--- Begin SOURCE EXCERPT ---

# Adaptive Buffer Sizing Optimization

RustFS implements intelligent adaptive buffer sizing optimization that automatically adjusts buffer sizes based on file size and workload type to achieve optimal balance between performance, memory usage, and security.

## Overview

The adaptive buffer sizing system provides:

- **Automatic buffer size selection** based on file size
- **Workload-specific optimizations** for different use cases
- **Special environment support** (Kylin, NeoKylin, Unity OS, etc.)
- **Memory pressure awareness** with configurable limits
- **Unknown file size handling** for streaming scenarios

## Workload Profiles

### GeneralPurpose (Default)

Balanced performance and memory usage for general-purpose workloads.

**Buffer Sizing:**
- Small files (< 1MB): 64KB buffer
- Medium files (1MB-100MB): 256KB buffer
- Large files (≥ 100MB): 1MB buffer

**Best for:**
- General file storage
- Mixed workloads
- Default configuration when workload type is unknown

### AiTraining

Optimized for AI/ML training workloads with large sequential reads.

**Buffer Sizing:**
- Small files (< 10MB): 512KB buffer
- Medium files (10MB-500MB): 2MB buffer
- Large files (≥ 500MB): 4MB buffer

**Best for:**
- Machine learning model files
- Training datasets
- Large sequential data processing
- Maximum throughput requirements

### DataAnalytics

Optimized for data analytics with mixed read-write patterns.

**Buffer Sizing:**
- Small files (< 5MB): 128KB buffer
- Medium files (5MB-200MB): 512KB buffer
- Large files (≥ 200MB): 2MB buffer

**Best for:**
- Data warehouse operations
- Analytics workloads
- Business intelligence
- Mixed access patterns

### WebWorkload

Optimized for web applications with small file intensive operations.

--- End SOURCE EXCERPT ---
--- Begin PROVIDED RECORDS ---

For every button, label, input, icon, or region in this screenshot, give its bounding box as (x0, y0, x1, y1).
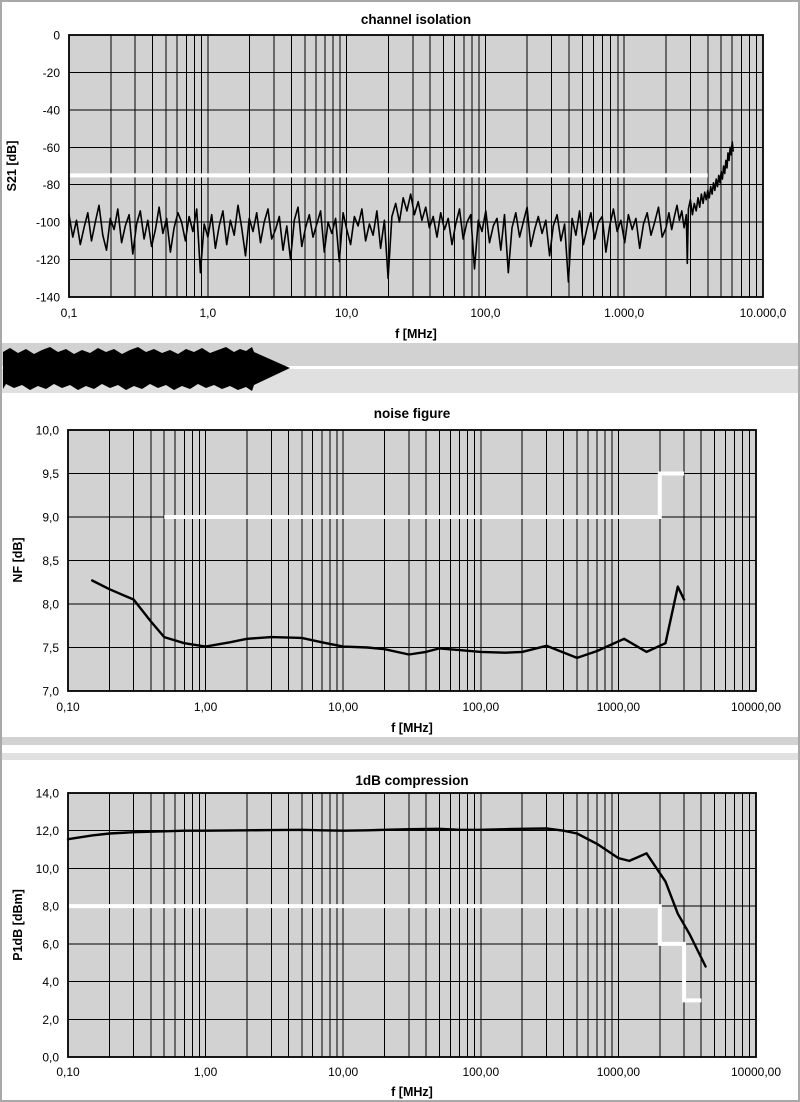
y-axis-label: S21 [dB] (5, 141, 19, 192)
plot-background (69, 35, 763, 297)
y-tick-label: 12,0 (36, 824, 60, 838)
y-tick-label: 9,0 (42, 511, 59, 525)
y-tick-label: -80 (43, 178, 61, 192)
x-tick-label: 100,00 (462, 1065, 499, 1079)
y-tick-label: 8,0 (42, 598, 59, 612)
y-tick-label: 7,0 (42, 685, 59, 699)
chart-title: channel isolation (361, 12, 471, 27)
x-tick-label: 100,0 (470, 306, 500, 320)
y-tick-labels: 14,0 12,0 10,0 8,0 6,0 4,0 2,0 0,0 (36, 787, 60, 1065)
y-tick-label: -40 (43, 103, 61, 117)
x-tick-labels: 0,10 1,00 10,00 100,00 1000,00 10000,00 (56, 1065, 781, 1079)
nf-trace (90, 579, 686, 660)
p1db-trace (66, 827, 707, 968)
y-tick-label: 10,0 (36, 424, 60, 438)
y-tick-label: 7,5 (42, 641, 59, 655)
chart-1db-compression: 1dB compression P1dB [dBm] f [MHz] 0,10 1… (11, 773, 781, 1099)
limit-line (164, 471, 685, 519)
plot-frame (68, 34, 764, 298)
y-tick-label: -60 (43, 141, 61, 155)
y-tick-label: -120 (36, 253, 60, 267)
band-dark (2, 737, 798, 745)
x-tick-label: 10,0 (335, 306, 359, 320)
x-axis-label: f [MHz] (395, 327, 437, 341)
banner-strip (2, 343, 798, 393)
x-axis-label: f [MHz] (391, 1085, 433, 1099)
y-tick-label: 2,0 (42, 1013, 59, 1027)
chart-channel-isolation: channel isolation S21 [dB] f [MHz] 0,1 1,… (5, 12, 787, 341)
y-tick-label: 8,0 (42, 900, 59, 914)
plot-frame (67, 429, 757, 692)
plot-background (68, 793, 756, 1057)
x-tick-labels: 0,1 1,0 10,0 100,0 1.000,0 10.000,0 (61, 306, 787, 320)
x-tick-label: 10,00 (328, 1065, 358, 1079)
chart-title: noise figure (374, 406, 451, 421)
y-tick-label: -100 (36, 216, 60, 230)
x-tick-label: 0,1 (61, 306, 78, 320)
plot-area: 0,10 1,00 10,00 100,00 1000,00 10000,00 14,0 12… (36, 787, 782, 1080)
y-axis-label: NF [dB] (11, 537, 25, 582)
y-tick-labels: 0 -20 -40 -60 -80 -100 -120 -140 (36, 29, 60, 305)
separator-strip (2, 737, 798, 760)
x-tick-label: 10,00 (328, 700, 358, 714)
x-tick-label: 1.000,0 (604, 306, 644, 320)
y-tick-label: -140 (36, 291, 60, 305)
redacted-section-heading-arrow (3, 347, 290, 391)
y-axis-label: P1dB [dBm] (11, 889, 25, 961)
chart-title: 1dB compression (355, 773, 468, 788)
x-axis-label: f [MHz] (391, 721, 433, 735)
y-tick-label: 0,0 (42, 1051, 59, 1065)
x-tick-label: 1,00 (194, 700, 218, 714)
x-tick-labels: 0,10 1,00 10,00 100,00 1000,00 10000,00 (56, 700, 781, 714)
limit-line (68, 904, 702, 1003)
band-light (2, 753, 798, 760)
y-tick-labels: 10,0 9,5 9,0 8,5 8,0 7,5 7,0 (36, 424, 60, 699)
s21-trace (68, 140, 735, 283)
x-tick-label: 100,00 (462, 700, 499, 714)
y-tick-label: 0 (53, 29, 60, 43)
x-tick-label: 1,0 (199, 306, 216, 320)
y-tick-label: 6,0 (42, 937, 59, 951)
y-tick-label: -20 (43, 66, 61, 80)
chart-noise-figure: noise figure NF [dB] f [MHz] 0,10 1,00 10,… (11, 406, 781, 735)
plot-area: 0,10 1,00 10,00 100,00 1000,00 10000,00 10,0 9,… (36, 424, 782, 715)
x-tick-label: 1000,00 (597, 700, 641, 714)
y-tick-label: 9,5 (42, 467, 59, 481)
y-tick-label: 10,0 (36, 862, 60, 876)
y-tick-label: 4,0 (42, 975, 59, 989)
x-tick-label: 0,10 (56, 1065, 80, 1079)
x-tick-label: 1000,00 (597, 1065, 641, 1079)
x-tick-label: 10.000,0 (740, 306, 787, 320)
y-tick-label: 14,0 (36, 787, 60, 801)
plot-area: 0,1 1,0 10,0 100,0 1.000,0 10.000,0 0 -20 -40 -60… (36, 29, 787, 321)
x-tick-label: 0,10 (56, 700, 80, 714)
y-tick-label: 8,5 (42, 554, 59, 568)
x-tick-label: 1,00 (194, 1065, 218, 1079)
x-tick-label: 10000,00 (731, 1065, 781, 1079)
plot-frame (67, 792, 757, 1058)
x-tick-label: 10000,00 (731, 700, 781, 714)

--- End PROVIDED RECORDS ---
--- Begin PROVIDED RECORDS ---

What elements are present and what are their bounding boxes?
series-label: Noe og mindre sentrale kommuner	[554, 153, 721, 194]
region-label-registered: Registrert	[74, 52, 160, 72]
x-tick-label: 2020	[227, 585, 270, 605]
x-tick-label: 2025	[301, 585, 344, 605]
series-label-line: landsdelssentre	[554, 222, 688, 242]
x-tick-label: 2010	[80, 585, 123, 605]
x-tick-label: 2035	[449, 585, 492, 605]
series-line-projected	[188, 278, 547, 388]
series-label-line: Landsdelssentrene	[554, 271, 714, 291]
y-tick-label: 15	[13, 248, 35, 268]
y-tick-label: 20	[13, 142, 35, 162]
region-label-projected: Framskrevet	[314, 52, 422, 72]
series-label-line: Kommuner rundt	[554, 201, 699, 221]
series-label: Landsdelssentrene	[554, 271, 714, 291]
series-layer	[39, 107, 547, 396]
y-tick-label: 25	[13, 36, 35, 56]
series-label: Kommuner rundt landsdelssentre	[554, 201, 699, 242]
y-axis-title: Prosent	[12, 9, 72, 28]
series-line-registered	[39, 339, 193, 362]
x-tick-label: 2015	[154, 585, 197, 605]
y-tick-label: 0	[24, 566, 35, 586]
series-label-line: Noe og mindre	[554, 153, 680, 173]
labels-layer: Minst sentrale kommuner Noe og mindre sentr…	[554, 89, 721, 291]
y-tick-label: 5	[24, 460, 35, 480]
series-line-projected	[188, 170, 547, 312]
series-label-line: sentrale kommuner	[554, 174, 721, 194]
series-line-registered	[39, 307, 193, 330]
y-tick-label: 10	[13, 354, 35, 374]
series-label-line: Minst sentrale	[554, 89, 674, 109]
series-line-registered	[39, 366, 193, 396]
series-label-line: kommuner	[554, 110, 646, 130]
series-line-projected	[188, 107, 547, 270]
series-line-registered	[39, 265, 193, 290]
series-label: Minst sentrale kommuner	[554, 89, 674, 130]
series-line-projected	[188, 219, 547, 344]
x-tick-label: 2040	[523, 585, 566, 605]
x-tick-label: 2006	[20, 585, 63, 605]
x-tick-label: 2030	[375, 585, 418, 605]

--- End PROVIDED RECORDS ---

_GIVEN PROBLEM 1_.
Answer these questions about the RustFS buffer sizing text:
(a) What buffer size does the GeneralPurpose profile use for medium files?
(b) What buffer size does the AiTraining profile use for large files?
(c) What is the DataAnalytics profile optimized for?
_GIVEN PROBLEM 2_.
Output everything in the records from the line that contains "y-axis-label: S21 [dB] (5, 141, 19, 192)" down to the line that contains "y-tick-label: -120 (36, 253, 60, 267)", with both of those lines included.

_REPLY 1_.
(a) 256KB
(b) 4MB
(c) Data analytics with mixed read-write patterns

_REPLY 2_.
y-axis-label: S21 [dB] (5, 141, 19, 192)
plot-background (69, 35, 763, 297)
y-tick-label: 12,0 (36, 824, 60, 838)
y-tick-label: 9,0 (42, 511, 59, 525)
y-tick-label: -80 (43, 178, 61, 192)
x-tick-label: 100,00 (462, 1065, 499, 1079)
y-tick-label: 8,0 (42, 598, 59, 612)
y-tick-label: 7,0 (42, 685, 59, 699)
chart-title: channel isolation (361, 12, 471, 27)
x-tick-label: 100,0 (470, 306, 500, 320)
y-tick-labels: 14,0 12,0 10,0 8,0 6,0 4,0 2,0 0,0 (36, 787, 60, 1065)
y-tick-label: -40 (43, 103, 61, 117)
x-tick-labels: 0,10 1,00 10,00 100,00 1000,00 10000,00 (56, 1065, 781, 1079)
nf-trace (90, 579, 686, 660)
p1db-trace (66, 827, 707, 968)
y-tick-label: 10,0 (36, 424, 60, 438)
y-tick-label: 7,5 (42, 641, 59, 655)
chart-1db-compression: 1dB compression P1dB [dBm] f [MHz] 0,10 1… (11, 773, 781, 1099)
limit-line (164, 471, 685, 519)
plot-frame (68, 34, 764, 298)
y-tick-label: -60 (43, 141, 61, 155)
y-tick-label: -120 (36, 253, 60, 267)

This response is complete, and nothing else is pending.